## WORK TO DO
Wherever a line below holds the word "Barros", copy that line.

## SOURCE DATA

══════════

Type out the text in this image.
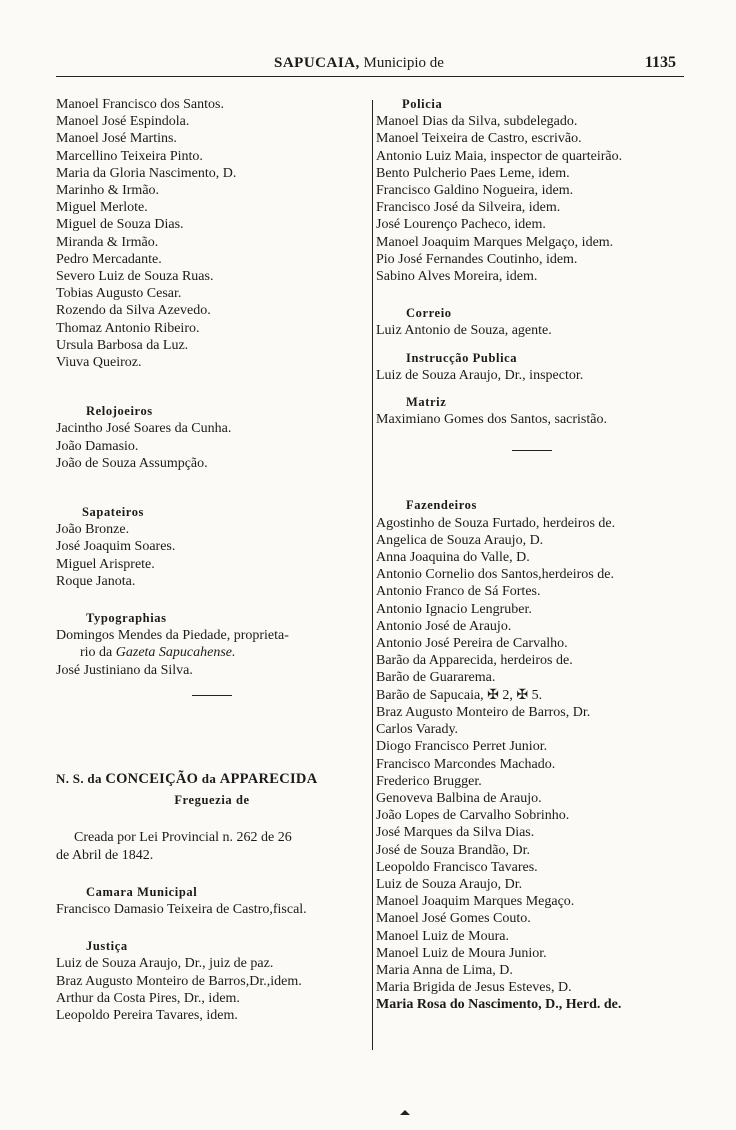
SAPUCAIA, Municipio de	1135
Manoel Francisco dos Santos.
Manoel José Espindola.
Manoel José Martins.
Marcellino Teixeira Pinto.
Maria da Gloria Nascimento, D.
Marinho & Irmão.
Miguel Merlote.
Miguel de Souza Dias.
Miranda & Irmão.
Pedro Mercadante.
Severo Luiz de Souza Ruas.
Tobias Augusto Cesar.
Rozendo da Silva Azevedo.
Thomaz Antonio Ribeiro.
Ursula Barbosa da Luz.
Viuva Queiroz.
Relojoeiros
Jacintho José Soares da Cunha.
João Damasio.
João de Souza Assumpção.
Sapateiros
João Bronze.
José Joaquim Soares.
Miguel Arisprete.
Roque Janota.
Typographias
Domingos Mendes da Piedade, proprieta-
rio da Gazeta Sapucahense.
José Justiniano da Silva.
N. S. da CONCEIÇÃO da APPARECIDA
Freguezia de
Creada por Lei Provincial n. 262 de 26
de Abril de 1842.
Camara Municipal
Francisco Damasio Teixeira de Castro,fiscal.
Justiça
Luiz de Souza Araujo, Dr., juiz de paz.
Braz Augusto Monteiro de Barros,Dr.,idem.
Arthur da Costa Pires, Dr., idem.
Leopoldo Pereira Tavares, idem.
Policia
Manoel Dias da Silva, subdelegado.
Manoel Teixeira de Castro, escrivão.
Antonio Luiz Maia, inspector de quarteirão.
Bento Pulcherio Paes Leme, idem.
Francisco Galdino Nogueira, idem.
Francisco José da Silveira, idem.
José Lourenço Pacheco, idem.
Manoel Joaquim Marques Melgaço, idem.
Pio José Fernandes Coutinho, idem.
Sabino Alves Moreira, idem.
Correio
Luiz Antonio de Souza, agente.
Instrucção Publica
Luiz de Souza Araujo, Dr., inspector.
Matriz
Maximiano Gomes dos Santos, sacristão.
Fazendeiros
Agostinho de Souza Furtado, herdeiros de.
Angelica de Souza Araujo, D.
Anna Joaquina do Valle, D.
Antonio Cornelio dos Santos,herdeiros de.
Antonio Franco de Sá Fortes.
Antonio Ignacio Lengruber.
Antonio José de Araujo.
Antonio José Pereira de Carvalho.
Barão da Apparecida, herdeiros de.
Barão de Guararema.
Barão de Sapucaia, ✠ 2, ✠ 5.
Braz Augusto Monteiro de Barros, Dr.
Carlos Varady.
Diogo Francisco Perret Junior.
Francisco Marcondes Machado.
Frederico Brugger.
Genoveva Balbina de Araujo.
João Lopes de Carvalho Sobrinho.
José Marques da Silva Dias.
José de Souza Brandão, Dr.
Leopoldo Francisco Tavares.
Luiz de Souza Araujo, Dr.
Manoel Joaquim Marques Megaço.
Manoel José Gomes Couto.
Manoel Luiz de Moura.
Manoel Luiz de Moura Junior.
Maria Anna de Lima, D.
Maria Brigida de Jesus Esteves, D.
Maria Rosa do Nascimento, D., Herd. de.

══════════

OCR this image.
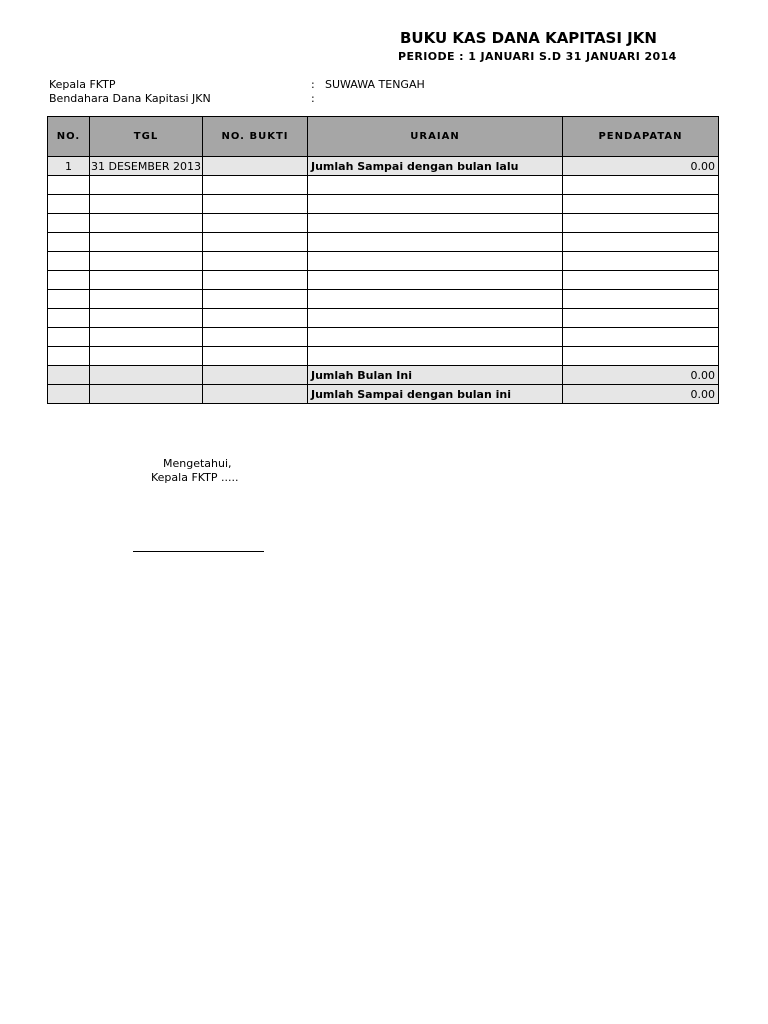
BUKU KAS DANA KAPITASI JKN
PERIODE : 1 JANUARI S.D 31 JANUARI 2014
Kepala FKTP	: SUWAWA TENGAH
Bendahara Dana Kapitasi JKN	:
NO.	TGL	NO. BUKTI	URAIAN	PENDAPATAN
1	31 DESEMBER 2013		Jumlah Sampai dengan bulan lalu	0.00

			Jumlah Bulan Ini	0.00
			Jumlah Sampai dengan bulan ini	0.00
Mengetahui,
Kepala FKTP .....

══════════

## EXERCISE SOLUTION
Braz Augusto Monteiro de Barros,Dr.,idem.
Braz Augusto Monteiro de Barros, Dr.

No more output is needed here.